- _Task objective_
Write out all of the lines below, exactly and completely.

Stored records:
* Begin *

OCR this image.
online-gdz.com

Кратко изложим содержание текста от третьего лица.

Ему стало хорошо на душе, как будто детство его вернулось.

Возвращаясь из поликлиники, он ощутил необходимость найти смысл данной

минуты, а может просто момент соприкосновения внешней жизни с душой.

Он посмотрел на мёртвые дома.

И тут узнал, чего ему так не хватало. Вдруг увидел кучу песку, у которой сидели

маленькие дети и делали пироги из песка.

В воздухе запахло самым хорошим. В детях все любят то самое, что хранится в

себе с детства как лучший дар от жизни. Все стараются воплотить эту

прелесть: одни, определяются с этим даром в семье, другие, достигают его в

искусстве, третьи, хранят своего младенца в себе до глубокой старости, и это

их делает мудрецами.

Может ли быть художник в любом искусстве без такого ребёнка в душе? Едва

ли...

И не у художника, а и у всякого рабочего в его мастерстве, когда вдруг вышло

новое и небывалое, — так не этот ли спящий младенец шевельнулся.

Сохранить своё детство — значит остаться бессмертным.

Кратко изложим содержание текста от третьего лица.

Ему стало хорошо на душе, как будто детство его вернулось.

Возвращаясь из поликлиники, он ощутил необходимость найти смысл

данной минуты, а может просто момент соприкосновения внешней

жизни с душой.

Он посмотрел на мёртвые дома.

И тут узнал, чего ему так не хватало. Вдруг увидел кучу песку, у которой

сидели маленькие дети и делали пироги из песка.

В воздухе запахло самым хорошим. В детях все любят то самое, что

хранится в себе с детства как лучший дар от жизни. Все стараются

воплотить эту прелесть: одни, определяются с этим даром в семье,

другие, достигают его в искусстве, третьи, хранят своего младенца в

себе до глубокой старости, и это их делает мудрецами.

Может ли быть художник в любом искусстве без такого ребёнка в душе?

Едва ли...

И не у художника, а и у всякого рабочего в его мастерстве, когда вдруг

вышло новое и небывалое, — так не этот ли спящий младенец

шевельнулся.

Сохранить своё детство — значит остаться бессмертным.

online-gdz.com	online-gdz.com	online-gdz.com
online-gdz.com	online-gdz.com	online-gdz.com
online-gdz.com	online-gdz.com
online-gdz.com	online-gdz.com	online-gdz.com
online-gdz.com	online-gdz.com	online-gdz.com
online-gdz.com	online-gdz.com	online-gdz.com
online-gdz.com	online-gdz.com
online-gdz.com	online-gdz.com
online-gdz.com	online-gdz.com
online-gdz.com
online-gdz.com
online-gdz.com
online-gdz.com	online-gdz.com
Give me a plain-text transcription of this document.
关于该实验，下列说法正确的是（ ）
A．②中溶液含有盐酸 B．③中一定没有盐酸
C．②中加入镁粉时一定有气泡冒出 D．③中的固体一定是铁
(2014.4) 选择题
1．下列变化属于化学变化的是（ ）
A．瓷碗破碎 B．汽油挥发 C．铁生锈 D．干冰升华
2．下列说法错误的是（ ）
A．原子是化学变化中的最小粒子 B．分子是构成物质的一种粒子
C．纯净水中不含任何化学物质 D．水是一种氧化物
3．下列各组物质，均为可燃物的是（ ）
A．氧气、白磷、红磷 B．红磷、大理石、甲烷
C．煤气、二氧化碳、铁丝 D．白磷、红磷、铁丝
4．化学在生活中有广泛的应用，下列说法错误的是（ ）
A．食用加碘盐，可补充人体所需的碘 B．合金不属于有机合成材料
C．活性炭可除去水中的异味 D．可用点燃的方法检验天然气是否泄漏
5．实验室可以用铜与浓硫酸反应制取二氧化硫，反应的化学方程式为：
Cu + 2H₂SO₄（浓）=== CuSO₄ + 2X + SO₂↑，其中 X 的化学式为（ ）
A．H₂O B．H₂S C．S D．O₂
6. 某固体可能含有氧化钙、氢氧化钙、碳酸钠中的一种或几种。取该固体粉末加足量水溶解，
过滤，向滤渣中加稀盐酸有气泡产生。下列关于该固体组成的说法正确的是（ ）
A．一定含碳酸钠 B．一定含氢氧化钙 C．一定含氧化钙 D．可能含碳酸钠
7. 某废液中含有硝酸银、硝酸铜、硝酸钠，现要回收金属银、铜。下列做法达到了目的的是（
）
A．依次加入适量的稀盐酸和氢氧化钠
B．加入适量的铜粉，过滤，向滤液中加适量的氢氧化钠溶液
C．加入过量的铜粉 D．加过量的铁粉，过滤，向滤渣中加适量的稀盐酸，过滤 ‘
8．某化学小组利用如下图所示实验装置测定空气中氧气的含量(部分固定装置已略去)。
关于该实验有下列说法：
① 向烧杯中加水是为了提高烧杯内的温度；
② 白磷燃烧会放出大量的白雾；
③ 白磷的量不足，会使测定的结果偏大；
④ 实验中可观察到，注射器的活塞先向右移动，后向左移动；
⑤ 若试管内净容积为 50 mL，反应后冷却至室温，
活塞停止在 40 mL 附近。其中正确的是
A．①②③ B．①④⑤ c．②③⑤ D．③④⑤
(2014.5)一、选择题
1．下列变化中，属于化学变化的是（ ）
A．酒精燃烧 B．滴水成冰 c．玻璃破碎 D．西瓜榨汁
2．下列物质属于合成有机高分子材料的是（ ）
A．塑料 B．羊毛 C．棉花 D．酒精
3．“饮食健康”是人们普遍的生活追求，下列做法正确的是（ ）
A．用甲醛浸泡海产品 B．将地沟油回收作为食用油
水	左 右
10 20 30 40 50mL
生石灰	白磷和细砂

* End *

- _Exercise output_
OCR this image.
online-gdz.com

Кратко изложим содержание текста от третьего лица.

Ему стало хорошо на душе, как будто детство его вернулось.

Возвращаясь из поликлиники, он ощутил необходимость найти смысл данной

минуты, а может просто момент соприкосновения внешней жизни с душой.

Он посмотрел на мёртвые дома.

И тут узнал, чего ему так не хватало. Вдруг увидел кучу песку, у которой сидели

маленькие дети и делали пироги из песка.

В воздухе запахло самым хорошим. В детях все любят то самое, что хранится в

себе с детства как лучший дар от жизни. Все стараются воплотить эту

прелесть: одни, определяются с этим даром в семье, другие, достигают его в

искусстве, третьи, хранят своего младенца в себе до глубокой старости, и это

их делает мудрецами.

Может ли быть художник в любом искусстве без такого ребёнка в душе? Едва

ли...

И не у художника, а и у всякого рабочего в его мастерстве, когда вдруг вышло

новое и небывалое, — так не этот ли спящий младенец шевельнулся.

Сохранить своё детство — значит остаться бессмертным.

Кратко изложим содержание текста от третьего лица.

Ему стало хорошо на душе, как будто детство его вернулось.

Возвращаясь из поликлиники, он ощутил необходимость найти смысл

данной минуты, а может просто момент соприкосновения внешней

жизни с душой.

Он посмотрел на мёртвые дома.

И тут узнал, чего ему так не хватало. Вдруг увидел кучу песку, у которой

сидели маленькие дети и делали пироги из песка.

В воздухе запахло самым хорошим. В детях все любят то самое, что

хранится в себе с детства как лучший дар от жизни. Все стараются

воплотить эту прелесть: одни, определяются с этим даром в семье,

другие, достигают его в искусстве, третьи, хранят своего младенца в

себе до глубокой старости, и это их делает мудрецами.

Может ли быть художник в любом искусстве без такого ребёнка в душе?

Едва ли...

И не у художника, а и у всякого рабочего в его мастерстве, когда вдруг

вышло новое и небывалое, — так не этот ли спящий младенец

шевельнулся.

Сохранить своё детство — значит остаться бессмертным.

online-gdz.com	online-gdz.com	online-gdz.com
online-gdz.com	online-gdz.com	online-gdz.com
online-gdz.com	online-gdz.com
online-gdz.com	online-gdz.com	online-gdz.com
online-gdz.com	online-gdz.com	online-gdz.com
online-gdz.com	online-gdz.com	online-gdz.com
online-gdz.com	online-gdz.com
online-gdz.com	online-gdz.com
online-gdz.com	online-gdz.com
online-gdz.com
online-gdz.com
online-gdz.com
online-gdz.com	online-gdz.com
Give me a plain-text transcription of this document.
关于该实验，下列说法正确的是（ ）
A．②中溶液含有盐酸 B．③中一定没有盐酸
C．②中加入镁粉时一定有气泡冒出 D．③中的固体一定是铁
(2014.4) 选择题
1．下列变化属于化学变化的是（ ）
A．瓷碗破碎 B．汽油挥发 C．铁生锈 D．干冰升华
2．下列说法错误的是（ ）
A．原子是化学变化中的最小粒子 B．分子是构成物质的一种粒子
C．纯净水中不含任何化学物质 D．水是一种氧化物
3．下列各组物质，均为可燃物的是（ ）
A．氧气、白磷、红磷 B．红磷、大理石、甲烷
C．煤气、二氧化碳、铁丝 D．白磷、红磷、铁丝
4．化学在生活中有广泛的应用，下列说法错误的是（ ）
A．食用加碘盐，可补充人体所需的碘 B．合金不属于有机合成材料
C．活性炭可除去水中的异味 D．可用点燃的方法检验天然气是否泄漏
5．实验室可以用铜与浓硫酸反应制取二氧化硫，反应的化学方程式为：
Cu + 2H₂SO₄（浓）=== CuSO₄ + 2X + SO₂↑，其中 X 的化学式为（ ）
A．H₂O B．H₂S C．S D．O₂
6. 某固体可能含有氧化钙、氢氧化钙、碳酸钠中的一种或几种。取该固体粉末加足量水溶解，
过滤，向滤渣中加稀盐酸有气泡产生。下列关于该固体组成的说法正确的是（ ）
A．一定含碳酸钠 B．一定含氢氧化钙 C．一定含氧化钙 D．可能含碳酸钠
7. 某废液中含有硝酸银、硝酸铜、硝酸钠，现要回收金属银、铜。下列做法达到了目的的是（
）
A．依次加入适量的稀盐酸和氢氧化钠
B．加入适量的铜粉，过滤，向滤液中加适量的氢氧化钠溶液
C．加入过量的铜粉 D．加过量的铁粉，过滤，向滤渣中加适量的稀盐酸，过滤 ‘
8．某化学小组利用如下图所示实验装置测定空气中氧气的含量(部分固定装置已略去)。
关于该实验有下列说法：
① 向烧杯中加水是为了提高烧杯内的温度；
② 白磷燃烧会放出大量的白雾；
③ 白磷的量不足，会使测定的结果偏大；
④ 实验中可观察到，注射器的活塞先向右移动，后向左移动；
⑤ 若试管内净容积为 50 mL，反应后冷却至室温，
活塞停止在 40 mL 附近。其中正确的是
A．①②③ B．①④⑤ c．②③⑤ D．③④⑤
(2014.5)一、选择题
1．下列变化中，属于化学变化的是（ ）
A．酒精燃烧 B．滴水成冰 c．玻璃破碎 D．西瓜榨汁
2．下列物质属于合成有机高分子材料的是（ ）
A．塑料 B．羊毛 C．棉花 D．酒精
3．“饮食健康”是人们普遍的生活追求，下列做法正确的是（ ）
A．用甲醛浸泡海产品 B．将地沟油回收作为食用油
水	左 右
10 20 30 40 50mL
生石灰	白磷和细砂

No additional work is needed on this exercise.